*Written request*
Copy each line below that includes "annotation".

+-------+

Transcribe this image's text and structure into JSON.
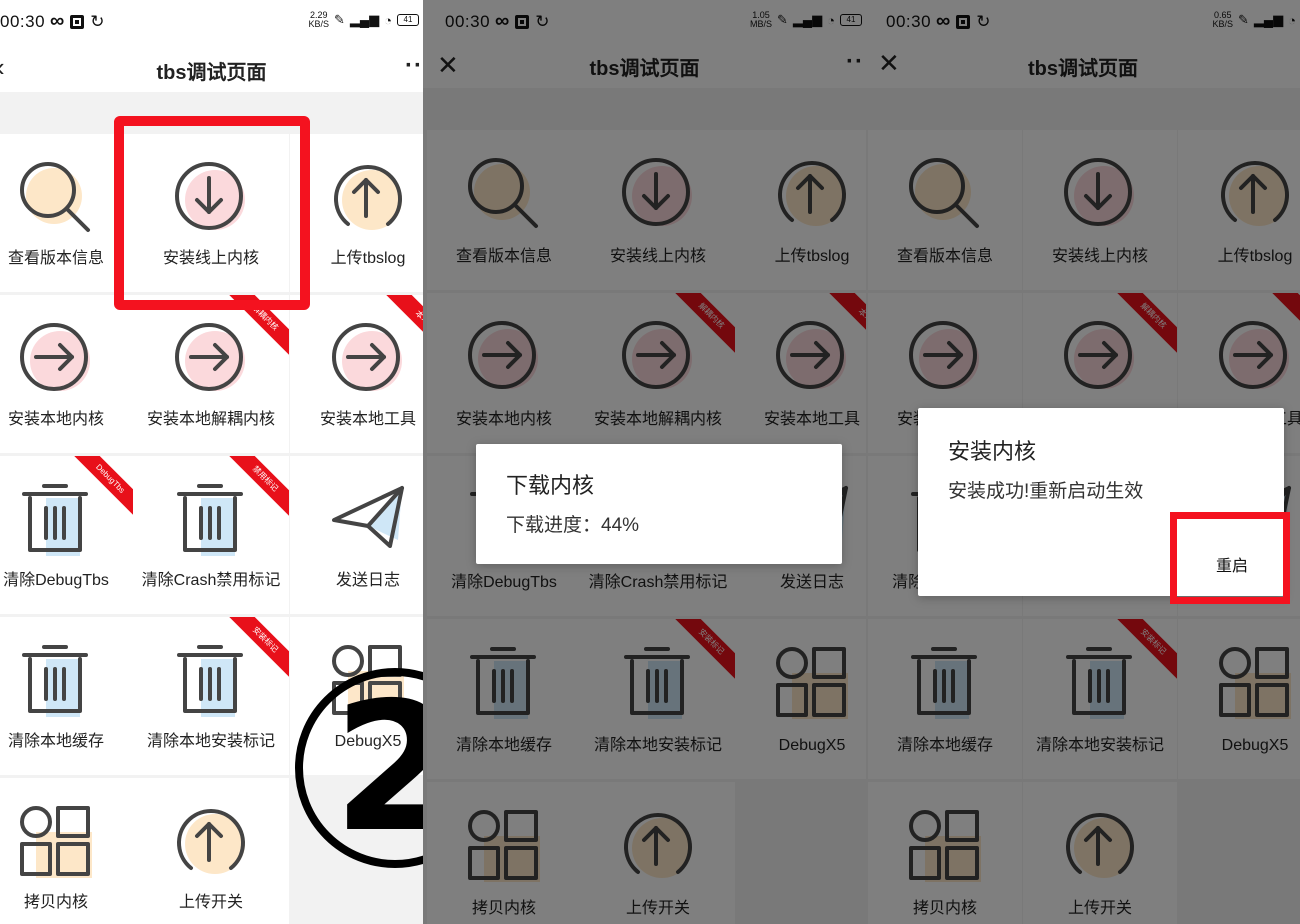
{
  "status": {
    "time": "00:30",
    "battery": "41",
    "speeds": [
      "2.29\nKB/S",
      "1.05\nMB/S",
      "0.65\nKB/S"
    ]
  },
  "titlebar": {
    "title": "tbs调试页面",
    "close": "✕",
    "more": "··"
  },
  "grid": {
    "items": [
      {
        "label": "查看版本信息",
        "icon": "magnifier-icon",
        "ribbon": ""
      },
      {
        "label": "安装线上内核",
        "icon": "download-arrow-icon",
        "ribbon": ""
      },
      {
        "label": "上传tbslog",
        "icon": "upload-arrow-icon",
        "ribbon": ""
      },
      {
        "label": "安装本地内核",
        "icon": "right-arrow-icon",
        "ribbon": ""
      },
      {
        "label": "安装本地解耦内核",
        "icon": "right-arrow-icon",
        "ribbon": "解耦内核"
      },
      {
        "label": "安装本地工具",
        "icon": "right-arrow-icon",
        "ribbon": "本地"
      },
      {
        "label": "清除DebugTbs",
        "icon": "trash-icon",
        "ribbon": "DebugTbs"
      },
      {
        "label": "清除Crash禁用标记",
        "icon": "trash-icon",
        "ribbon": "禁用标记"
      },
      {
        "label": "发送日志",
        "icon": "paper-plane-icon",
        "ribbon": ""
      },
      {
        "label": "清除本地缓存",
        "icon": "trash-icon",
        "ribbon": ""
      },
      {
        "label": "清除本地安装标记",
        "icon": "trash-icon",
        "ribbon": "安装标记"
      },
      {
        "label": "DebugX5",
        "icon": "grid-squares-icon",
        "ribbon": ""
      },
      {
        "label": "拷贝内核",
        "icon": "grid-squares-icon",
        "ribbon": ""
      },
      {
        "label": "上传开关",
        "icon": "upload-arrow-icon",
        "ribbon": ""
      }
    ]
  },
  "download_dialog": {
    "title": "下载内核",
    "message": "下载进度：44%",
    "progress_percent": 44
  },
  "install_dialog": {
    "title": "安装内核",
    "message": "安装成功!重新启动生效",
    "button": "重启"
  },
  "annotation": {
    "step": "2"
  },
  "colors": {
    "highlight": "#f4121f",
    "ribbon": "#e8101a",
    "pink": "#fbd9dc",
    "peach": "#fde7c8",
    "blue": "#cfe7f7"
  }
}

+-------+

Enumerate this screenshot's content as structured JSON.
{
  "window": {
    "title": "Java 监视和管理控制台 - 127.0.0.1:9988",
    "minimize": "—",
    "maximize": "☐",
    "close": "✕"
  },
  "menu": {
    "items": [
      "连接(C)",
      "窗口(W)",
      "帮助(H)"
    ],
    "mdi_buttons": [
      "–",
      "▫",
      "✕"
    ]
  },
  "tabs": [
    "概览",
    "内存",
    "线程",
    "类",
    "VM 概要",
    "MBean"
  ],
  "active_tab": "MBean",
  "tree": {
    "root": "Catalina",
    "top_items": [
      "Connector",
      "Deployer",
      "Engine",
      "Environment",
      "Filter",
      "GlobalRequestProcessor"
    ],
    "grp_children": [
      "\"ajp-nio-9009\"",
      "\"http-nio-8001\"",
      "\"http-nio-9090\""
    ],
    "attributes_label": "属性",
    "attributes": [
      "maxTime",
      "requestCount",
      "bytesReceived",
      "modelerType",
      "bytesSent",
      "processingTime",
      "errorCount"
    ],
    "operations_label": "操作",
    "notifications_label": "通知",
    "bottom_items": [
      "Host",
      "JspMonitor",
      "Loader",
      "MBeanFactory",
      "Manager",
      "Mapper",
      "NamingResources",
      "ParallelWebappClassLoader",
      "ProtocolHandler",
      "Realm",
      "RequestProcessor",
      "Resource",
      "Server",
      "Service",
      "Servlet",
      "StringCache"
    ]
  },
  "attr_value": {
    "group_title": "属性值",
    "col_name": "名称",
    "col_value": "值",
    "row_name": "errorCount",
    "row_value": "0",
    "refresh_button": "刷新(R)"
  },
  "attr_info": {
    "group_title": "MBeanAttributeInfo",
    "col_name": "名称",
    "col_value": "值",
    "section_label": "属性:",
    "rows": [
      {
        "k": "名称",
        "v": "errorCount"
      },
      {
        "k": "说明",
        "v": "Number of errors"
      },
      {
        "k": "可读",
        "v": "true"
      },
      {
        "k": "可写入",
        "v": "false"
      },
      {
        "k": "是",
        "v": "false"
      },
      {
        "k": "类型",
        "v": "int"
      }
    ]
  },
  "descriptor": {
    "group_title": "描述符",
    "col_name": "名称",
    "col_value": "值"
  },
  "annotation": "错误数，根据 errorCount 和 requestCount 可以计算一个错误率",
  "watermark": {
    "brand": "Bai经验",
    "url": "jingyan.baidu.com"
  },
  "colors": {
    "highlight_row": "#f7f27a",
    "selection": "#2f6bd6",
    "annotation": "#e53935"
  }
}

+-------+

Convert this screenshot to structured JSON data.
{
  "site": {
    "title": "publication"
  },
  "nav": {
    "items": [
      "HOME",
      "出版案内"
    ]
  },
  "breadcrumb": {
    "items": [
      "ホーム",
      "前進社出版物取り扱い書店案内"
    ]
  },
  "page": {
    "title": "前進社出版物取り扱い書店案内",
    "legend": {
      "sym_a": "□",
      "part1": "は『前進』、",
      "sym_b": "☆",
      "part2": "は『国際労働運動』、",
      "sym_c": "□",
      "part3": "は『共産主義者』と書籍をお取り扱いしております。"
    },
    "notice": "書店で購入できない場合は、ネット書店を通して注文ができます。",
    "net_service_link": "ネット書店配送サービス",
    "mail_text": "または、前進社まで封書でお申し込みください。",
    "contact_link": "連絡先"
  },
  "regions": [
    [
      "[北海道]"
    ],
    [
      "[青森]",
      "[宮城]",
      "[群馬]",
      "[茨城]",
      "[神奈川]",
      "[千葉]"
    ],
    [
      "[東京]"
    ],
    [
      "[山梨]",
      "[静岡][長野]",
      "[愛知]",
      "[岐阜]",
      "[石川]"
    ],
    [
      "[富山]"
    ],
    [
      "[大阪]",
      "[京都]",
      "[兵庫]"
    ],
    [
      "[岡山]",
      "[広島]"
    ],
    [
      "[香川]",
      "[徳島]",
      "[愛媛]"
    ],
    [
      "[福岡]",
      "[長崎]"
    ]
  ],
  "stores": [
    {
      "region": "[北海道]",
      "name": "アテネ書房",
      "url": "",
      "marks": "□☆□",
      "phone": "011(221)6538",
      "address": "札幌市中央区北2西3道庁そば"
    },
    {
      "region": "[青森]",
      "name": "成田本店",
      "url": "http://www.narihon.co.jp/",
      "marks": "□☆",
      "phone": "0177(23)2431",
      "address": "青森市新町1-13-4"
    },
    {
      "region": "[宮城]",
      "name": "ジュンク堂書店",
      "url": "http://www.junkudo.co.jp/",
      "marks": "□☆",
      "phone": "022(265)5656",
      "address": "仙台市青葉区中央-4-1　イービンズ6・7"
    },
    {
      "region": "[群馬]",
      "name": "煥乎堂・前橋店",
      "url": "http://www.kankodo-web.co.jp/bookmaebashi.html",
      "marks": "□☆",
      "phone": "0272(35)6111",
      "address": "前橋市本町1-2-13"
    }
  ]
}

+-------+

*Response to this task*
  "annotation": {
  "annotation": "错误数，根据 errorCount 和 requestCount 可以计算一个错误率",
    "annotation": "#e53935"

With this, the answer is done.